_Record excerpts_.
▽
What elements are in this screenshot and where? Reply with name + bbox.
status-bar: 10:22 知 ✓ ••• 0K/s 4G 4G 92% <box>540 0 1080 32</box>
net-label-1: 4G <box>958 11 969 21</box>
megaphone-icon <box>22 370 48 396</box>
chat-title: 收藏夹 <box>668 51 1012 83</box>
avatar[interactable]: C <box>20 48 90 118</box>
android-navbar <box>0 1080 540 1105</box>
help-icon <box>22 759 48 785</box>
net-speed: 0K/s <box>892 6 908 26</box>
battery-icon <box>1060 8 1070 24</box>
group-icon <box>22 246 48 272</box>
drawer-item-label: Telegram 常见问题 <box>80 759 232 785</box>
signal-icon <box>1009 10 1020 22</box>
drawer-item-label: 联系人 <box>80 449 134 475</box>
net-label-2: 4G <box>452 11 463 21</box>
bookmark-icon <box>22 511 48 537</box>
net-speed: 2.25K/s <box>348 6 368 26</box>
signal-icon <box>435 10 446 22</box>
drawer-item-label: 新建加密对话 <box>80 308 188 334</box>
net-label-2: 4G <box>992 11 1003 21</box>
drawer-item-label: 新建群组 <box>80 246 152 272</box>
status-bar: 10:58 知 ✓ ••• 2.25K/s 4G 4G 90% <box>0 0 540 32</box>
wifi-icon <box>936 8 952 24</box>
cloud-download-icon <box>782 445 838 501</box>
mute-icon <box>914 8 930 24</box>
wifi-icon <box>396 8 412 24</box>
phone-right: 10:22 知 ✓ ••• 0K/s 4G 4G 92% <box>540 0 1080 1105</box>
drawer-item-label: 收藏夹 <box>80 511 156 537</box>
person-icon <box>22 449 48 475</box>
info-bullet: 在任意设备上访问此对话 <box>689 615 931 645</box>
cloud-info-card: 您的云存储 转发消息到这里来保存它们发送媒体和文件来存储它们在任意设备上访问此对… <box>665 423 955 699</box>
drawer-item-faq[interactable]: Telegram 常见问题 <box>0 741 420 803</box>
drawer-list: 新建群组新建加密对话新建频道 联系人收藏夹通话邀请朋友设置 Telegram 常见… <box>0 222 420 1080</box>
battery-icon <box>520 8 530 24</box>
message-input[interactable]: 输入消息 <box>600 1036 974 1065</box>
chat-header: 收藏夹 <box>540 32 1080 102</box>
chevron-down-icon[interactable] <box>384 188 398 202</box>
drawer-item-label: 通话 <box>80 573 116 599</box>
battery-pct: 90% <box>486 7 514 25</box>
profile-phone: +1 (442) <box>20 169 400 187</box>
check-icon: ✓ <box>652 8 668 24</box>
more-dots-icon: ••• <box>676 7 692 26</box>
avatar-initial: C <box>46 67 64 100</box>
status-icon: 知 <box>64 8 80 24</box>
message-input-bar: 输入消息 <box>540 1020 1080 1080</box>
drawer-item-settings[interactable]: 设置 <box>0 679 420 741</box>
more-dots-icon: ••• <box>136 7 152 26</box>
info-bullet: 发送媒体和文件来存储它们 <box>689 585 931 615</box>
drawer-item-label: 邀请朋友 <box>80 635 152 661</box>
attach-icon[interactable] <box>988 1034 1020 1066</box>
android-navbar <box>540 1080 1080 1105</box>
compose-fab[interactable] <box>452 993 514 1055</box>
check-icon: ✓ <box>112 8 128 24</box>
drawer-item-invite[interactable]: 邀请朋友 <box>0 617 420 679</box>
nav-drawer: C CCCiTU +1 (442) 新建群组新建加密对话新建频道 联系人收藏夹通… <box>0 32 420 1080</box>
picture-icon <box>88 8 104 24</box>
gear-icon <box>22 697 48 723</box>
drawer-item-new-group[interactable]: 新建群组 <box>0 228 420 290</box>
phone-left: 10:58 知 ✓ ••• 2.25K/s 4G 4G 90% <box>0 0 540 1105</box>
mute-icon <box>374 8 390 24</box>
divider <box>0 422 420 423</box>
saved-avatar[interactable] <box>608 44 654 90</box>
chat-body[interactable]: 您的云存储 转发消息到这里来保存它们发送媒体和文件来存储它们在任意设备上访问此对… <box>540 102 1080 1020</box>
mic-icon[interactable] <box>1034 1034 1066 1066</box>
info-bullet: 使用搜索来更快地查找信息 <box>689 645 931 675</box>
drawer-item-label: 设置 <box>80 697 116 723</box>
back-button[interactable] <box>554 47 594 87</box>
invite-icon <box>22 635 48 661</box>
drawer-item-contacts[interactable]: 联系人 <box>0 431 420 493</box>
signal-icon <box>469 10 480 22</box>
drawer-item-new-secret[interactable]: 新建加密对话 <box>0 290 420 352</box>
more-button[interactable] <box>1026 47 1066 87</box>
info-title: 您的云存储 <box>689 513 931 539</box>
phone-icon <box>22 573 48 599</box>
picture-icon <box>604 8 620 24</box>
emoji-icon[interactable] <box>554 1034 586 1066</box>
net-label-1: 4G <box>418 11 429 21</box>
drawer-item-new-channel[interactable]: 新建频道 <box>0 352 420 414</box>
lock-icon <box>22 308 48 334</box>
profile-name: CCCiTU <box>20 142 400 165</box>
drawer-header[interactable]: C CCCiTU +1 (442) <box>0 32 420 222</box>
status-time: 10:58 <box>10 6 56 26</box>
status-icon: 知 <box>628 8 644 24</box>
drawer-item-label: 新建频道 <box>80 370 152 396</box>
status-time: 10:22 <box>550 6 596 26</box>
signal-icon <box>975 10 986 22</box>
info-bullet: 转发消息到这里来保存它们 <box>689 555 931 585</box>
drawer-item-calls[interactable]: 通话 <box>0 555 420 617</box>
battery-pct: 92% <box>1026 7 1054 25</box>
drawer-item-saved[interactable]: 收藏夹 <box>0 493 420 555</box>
△
_Exercise brief_.
Update the items above so that "signal-icon" becomes "signal-bars-icon" wherever it appears, with nothing else changed.

_Output_.
What elements are in this screenshot and where? Reply with name + bbox.
status-bar: 10:22 知 ✓ ••• 0K/s 4G 4G 92% <box>540 0 1080 32</box>
net-label-1: 4G <box>958 11 969 21</box>
megaphone-icon <box>22 370 48 396</box>
chat-title: 收藏夹 <box>668 51 1012 83</box>
avatar[interactable]: C <box>20 48 90 118</box>
android-navbar <box>0 1080 540 1105</box>
help-icon <box>22 759 48 785</box>
net-speed: 0K/s <box>892 6 908 26</box>
battery-icon <box>1060 8 1070 24</box>
group-icon <box>22 246 48 272</box>
drawer-item-label: Telegram 常见问题 <box>80 759 232 785</box>
signal-bars-icon <box>1009 10 1020 22</box>
drawer-item-label: 联系人 <box>80 449 134 475</box>
net-label-2: 4G <box>452 11 463 21</box>
bookmark-icon <box>22 511 48 537</box>
net-speed: 2.25K/s <box>348 6 368 26</box>
signal-bars-icon <box>435 10 446 22</box>
drawer-item-label: 新建加密对话 <box>80 308 188 334</box>
net-label-2: 4G <box>992 11 1003 21</box>
drawer-item-label: 新建群组 <box>80 246 152 272</box>
status-bar: 10:58 知 ✓ ••• 2.25K/s 4G 4G 90% <box>0 0 540 32</box>
wifi-icon <box>936 8 952 24</box>
cloud-download-icon <box>782 445 838 501</box>
mute-icon <box>914 8 930 24</box>
wifi-icon <box>396 8 412 24</box>
phone-right: 10:22 知 ✓ ••• 0K/s 4G 4G 92% <box>540 0 1080 1105</box>
drawer-item-label: 收藏夹 <box>80 511 156 537</box>
person-icon <box>22 449 48 475</box>
info-bullet: 在任意设备上访问此对话 <box>689 615 931 645</box>
cloud-info-card: 您的云存储 转发消息到这里来保存它们发送媒体和文件来存储它们在任意设备上访问此对… <box>665 423 955 699</box>
drawer-item-faq[interactable]: Telegram 常见问题 <box>0 741 420 803</box>
drawer-list: 新建群组新建加密对话新建频道 联系人收藏夹通话邀请朋友设置 Telegram 常见… <box>0 222 420 1080</box>
battery-icon <box>520 8 530 24</box>
message-input[interactable]: 输入消息 <box>600 1036 974 1065</box>
chat-header: 收藏夹 <box>540 32 1080 102</box>
chevron-down-icon[interactable] <box>384 188 398 202</box>
drawer-item-label: 通话 <box>80 573 116 599</box>
battery-pct: 90% <box>486 7 514 25</box>
profile-phone: +1 (442) <box>20 169 400 187</box>
check-icon: ✓ <box>652 8 668 24</box>
more-dots-icon: ••• <box>676 7 692 26</box>
avatar-initial: C <box>46 67 64 100</box>
status-icon: 知 <box>64 8 80 24</box>
message-input-bar: 输入消息 <box>540 1020 1080 1080</box>
drawer-item-settings[interactable]: 设置 <box>0 679 420 741</box>
more-dots-icon: ••• <box>136 7 152 26</box>
info-bullet: 发送媒体和文件来存储它们 <box>689 585 931 615</box>
drawer-item-label: 邀请朋友 <box>80 635 152 661</box>
attach-icon[interactable] <box>988 1034 1020 1066</box>
android-navbar <box>540 1080 1080 1105</box>
compose-fab[interactable] <box>452 993 514 1055</box>
check-icon: ✓ <box>112 8 128 24</box>
drawer-item-invite[interactable]: 邀请朋友 <box>0 617 420 679</box>
nav-drawer: C CCCiTU +1 (442) 新建群组新建加密对话新建频道 联系人收藏夹通… <box>0 32 420 1080</box>
picture-icon <box>88 8 104 24</box>
gear-icon <box>22 697 48 723</box>
drawer-item-new-group[interactable]: 新建群组 <box>0 228 420 290</box>
phone-left: 10:58 知 ✓ ••• 2.25K/s 4G 4G 90% <box>0 0 540 1105</box>
mute-icon <box>374 8 390 24</box>
divider <box>0 422 420 423</box>
saved-avatar[interactable] <box>608 44 654 90</box>
chat-body[interactable]: 您的云存储 转发消息到这里来保存它们发送媒体和文件来存储它们在任意设备上访问此对… <box>540 102 1080 1020</box>
mic-icon[interactable] <box>1034 1034 1066 1066</box>
info-bullet: 使用搜索来更快地查找信息 <box>689 645 931 675</box>
drawer-item-label: 设置 <box>80 697 116 723</box>
back-button[interactable] <box>554 47 594 87</box>
invite-icon <box>22 635 48 661</box>
drawer-item-contacts[interactable]: 联系人 <box>0 431 420 493</box>
signal-bars-icon <box>469 10 480 22</box>
drawer-item-new-secret[interactable]: 新建加密对话 <box>0 290 420 352</box>
more-button[interactable] <box>1026 47 1066 87</box>
info-title: 您的云存储 <box>689 513 931 539</box>
phone-icon <box>22 573 48 599</box>
picture-icon <box>604 8 620 24</box>
emoji-icon[interactable] <box>554 1034 586 1066</box>
net-label-1: 4G <box>418 11 429 21</box>
drawer-item-new-channel[interactable]: 新建频道 <box>0 352 420 414</box>
lock-icon <box>22 308 48 334</box>
profile-name: CCCiTU <box>20 142 400 165</box>
drawer-header[interactable]: C CCCiTU +1 (442) <box>0 32 420 222</box>
status-time: 10:58 <box>10 6 56 26</box>
status-icon: 知 <box>628 8 644 24</box>
drawer-item-label: 新建频道 <box>80 370 152 396</box>
status-time: 10:22 <box>550 6 596 26</box>
signal-bars-icon <box>975 10 986 22</box>
info-bullet: 转发消息到这里来保存它们 <box>689 555 931 585</box>
drawer-item-calls[interactable]: 通话 <box>0 555 420 617</box>
battery-pct: 92% <box>1026 7 1054 25</box>
drawer-item-saved[interactable]: 收藏夹 <box>0 493 420 555</box>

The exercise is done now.